_WHAT IS BEING ASKED_:
In the material below, list every line carrying the string "Podpora".

--- start of DATA TO USE ---

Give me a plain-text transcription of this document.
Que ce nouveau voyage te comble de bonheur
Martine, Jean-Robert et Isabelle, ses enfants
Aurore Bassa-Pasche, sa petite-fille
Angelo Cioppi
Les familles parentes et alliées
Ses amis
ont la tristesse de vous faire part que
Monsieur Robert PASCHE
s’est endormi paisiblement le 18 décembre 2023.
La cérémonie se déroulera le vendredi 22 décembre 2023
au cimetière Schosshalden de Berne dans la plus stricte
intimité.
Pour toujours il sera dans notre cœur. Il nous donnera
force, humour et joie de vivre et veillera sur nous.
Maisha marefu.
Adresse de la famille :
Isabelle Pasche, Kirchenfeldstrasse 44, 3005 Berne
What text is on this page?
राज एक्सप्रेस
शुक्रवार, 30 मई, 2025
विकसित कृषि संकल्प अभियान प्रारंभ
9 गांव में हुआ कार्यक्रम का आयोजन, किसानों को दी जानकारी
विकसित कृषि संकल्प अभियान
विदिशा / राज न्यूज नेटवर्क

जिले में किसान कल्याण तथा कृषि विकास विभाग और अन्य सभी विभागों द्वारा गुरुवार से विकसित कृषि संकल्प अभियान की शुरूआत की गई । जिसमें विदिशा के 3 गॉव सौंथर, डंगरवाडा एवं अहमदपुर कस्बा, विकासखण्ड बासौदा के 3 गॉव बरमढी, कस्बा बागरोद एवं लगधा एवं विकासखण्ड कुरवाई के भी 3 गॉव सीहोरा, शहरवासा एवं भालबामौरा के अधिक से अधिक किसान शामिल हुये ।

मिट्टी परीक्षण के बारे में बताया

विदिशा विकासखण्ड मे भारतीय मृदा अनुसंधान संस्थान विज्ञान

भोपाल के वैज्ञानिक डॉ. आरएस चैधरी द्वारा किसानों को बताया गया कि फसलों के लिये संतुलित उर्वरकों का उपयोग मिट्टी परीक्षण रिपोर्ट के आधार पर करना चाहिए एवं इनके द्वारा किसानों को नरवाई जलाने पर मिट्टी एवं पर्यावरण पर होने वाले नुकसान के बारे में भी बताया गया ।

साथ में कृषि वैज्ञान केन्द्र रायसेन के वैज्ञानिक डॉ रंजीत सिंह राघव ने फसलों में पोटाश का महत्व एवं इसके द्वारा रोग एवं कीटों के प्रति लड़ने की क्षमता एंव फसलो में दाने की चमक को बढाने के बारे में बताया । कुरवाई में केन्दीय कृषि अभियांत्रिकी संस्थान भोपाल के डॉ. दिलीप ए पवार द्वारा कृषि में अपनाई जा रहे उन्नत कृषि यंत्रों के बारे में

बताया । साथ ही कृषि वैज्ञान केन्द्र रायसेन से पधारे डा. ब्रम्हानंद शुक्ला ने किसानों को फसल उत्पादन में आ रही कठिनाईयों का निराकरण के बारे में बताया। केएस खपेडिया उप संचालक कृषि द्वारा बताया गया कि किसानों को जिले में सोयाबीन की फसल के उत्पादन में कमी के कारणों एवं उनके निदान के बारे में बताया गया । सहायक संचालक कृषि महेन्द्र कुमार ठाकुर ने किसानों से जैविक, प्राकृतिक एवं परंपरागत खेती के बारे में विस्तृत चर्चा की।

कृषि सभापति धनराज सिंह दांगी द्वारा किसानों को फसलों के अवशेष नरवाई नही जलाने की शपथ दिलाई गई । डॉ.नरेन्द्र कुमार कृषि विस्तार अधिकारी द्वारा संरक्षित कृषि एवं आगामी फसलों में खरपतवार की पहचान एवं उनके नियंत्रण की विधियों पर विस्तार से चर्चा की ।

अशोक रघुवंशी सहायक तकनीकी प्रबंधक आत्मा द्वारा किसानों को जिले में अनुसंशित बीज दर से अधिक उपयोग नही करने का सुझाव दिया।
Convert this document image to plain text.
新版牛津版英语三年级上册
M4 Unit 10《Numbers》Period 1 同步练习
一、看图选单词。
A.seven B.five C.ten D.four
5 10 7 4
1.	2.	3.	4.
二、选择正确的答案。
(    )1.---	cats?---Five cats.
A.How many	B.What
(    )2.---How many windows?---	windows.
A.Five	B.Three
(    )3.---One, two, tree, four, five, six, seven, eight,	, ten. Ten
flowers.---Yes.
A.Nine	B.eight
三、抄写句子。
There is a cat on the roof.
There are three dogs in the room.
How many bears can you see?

--- end of DATA TO USE ---
--- start of DATA TO USE ---

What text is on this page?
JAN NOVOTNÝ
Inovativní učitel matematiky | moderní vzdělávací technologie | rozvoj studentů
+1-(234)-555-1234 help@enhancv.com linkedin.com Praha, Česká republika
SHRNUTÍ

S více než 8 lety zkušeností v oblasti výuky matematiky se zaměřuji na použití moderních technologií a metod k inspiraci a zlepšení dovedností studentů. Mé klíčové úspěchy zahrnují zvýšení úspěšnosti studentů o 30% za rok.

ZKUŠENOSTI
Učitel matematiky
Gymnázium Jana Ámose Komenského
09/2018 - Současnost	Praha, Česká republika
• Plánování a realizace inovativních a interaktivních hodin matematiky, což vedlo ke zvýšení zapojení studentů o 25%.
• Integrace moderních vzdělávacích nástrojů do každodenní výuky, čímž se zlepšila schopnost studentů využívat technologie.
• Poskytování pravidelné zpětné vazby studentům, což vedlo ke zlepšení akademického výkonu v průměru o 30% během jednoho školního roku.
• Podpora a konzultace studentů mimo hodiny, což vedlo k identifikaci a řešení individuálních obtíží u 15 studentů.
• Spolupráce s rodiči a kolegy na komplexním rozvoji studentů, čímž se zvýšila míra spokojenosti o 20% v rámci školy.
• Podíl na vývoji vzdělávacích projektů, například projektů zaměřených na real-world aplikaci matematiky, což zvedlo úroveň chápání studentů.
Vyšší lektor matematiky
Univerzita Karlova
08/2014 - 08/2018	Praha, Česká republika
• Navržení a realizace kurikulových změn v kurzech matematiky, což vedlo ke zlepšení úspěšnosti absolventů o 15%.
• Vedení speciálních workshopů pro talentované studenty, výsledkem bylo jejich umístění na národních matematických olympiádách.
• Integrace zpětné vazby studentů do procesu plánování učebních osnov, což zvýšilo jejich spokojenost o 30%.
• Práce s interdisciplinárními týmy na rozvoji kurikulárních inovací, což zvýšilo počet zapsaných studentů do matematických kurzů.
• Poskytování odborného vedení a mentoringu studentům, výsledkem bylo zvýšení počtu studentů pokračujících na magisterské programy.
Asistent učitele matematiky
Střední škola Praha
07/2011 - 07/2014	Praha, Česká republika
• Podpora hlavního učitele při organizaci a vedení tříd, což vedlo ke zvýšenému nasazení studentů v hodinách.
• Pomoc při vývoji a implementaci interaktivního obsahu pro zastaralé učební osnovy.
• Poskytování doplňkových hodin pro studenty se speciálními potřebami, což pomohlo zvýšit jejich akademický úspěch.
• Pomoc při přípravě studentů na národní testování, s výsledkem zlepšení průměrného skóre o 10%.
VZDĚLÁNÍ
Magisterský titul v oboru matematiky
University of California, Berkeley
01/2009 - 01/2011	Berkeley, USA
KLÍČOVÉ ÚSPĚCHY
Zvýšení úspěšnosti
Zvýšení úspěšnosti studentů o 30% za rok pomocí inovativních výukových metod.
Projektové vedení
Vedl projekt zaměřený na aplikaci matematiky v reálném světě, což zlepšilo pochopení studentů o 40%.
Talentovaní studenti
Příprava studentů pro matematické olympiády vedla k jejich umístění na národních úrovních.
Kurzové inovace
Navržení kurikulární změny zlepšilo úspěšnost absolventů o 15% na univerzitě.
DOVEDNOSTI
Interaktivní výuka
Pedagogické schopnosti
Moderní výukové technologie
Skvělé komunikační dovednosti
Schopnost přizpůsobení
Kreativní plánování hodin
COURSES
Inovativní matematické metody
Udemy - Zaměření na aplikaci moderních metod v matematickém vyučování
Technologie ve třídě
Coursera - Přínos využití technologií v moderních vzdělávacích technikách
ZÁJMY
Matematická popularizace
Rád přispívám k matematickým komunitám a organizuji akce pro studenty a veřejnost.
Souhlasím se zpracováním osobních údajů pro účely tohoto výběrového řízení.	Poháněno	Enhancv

--- end of DATA TO USE ---

_WRITTEN SOLUTION_:
• Podpora a konzultace studentů mimo hodiny, což vedlo k identifikaci a řešení individuálních obtíží u 15 studentů.
• Podpora hlavního učitele při organizaci a vedení tříd, což vedlo ke zvýšenému nasazení studentů v hodinách.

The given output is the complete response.